===== EXTRACTED RECORDS

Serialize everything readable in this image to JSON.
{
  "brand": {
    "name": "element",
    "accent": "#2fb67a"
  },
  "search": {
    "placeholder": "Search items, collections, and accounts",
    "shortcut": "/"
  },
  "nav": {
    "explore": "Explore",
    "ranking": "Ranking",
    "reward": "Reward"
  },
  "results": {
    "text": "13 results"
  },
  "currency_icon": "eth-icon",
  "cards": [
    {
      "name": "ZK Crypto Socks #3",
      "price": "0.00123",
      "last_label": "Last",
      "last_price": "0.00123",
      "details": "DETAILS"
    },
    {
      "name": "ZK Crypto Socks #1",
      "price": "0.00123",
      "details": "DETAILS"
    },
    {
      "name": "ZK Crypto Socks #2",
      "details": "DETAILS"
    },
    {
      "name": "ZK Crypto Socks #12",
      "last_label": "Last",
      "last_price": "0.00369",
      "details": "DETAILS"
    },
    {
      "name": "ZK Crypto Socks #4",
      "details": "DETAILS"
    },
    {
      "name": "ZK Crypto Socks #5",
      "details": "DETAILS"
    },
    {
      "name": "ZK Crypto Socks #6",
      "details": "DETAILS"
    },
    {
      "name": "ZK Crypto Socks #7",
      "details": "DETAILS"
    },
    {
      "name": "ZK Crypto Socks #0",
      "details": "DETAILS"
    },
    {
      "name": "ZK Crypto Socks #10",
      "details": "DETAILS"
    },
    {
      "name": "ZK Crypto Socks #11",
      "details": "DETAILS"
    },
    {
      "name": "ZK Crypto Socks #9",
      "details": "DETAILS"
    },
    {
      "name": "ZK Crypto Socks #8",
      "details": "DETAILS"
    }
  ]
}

==========

**CHALLENGE:**
Using the exact wording, write out all of the records.

**WRITTEN SOLUTION:**
Serialize everything readable in this image to JSON.
{
  "brand": {
    "name": "element",
    "accent": "#2fb67a"
  },
  "search": {
    "placeholder": "Search items, collections, and accounts",
    "shortcut": "/"
  },
  "nav": {
    "explore": "Explore",
    "ranking": "Ranking",
    "reward": "Reward"
  },
  "results": {
    "text": "13 results"
  },
  "currency_icon": "eth-icon",
  "cards": [
    {
      "name": "ZK Crypto Socks #3",
      "price": "0.00123",
      "last_label": "Last",
      "last_price": "0.00123",
      "details": "DETAILS"
    },
    {
      "name": "ZK Crypto Socks #1",
      "price": "0.00123",
      "details": "DETAILS"
    },
    {
      "name": "ZK Crypto Socks #2",
      "details": "DETAILS"
    },
    {
      "name": "ZK Crypto Socks #12",
      "last_label": "Last",
      "last_price": "0.00369",
      "details": "DETAILS"
    },
    {
      "name": "ZK Crypto Socks #4",
      "details": "DETAILS"
    },
    {
      "name": "ZK Crypto Socks #5",
      "details": "DETAILS"
    },
    {
      "name": "ZK Crypto Socks #6",
      "details": "DETAILS"
    },
    {
      "name": "ZK Crypto Socks #7",
      "details": "DETAILS"
    },
    {
      "name": "ZK Crypto Socks #0",
      "details": "DETAILS"
    },
    {
      "name": "ZK Crypto Socks #10",
      "details": "DETAILS"
    },
    {
      "name": "ZK Crypto Socks #11",
      "details": "DETAILS"
    },
    {
      "name": "ZK Crypto Socks #9",
      "details": "DETAILS"
    },
    {
      "name": "ZK Crypto Socks #8",
      "details": "DETAILS"
    }
  ]
}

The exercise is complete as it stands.